• **EXERCISE TASK**:
Exclude the pictures; give every entry again exactly as written.
++++++
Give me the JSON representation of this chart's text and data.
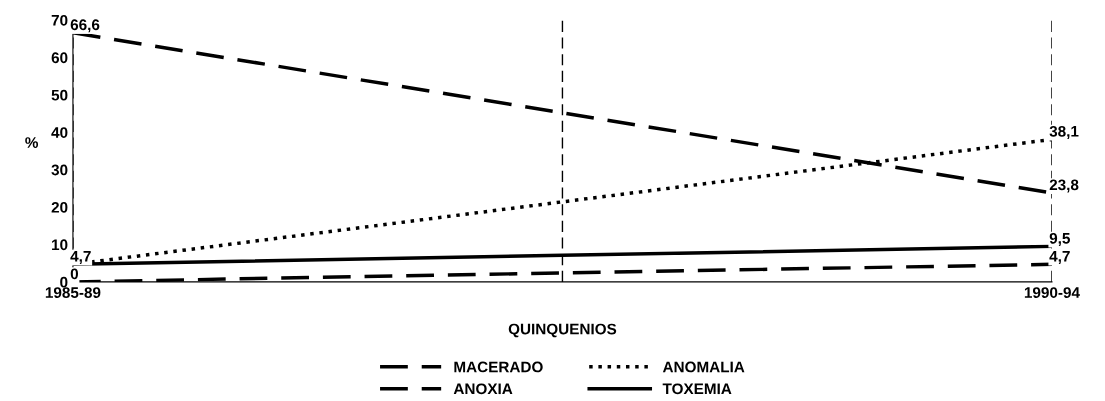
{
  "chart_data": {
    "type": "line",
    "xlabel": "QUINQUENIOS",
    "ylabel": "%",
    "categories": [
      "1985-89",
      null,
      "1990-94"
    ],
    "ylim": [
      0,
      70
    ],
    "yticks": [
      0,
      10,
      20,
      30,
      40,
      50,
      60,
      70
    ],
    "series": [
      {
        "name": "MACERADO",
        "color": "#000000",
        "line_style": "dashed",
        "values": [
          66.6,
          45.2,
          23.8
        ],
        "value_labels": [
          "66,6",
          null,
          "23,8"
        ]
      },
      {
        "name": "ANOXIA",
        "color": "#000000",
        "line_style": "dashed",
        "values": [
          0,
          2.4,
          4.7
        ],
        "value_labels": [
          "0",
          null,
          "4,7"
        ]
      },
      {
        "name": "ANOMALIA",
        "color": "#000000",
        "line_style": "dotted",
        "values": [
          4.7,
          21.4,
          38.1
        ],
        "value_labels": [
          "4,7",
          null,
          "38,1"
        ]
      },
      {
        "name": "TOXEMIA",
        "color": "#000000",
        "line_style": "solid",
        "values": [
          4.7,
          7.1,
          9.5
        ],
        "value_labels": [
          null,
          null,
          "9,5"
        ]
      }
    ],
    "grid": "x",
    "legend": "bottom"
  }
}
++++++
• **TASK RESULT**:
Give me the JSON representation of this chart's text and data.
{
  "chart_data": {
    "type": "line",
    "xlabel": "QUINQUENIOS",
    "ylabel": "%",
    "categories": [
      "1985-89",
      null,
      "1990-94"
    ],
    "ylim": [
      0,
      70
    ],
    "yticks": [
      0,
      10,
      20,
      30,
      40,
      50,
      60,
      70
    ],
    "series": [
      {
        "name": "MACERADO",
        "color": "#000000",
        "line_style": "dashed",
        "values": [
          66.6,
          45.2,
          23.8
        ],
        "value_labels": [
          "66,6",
          null,
          "23,8"
        ]
      },
      {
        "name": "ANOXIA",
        "color": "#000000",
        "line_style": "dashed",
        "values": [
          0,
          2.4,
          4.7
        ],
        "value_labels": [
          "0",
          null,
          "4,7"
        ]
      },
      {
        "name": "ANOMALIA",
        "color": "#000000",
        "line_style": "dotted",
        "values": [
          4.7,
          21.4,
          38.1
        ],
        "value_labels": [
          "4,7",
          null,
          "38,1"
        ]
      },
      {
        "name": "TOXEMIA",
        "color": "#000000",
        "line_style": "solid",
        "values": [
          4.7,
          7.1,
          9.5
        ],
        "value_labels": [
          null,
          null,
          "9,5"
        ]
      }
    ],
    "grid": "x",
    "legend": "bottom"
  }
}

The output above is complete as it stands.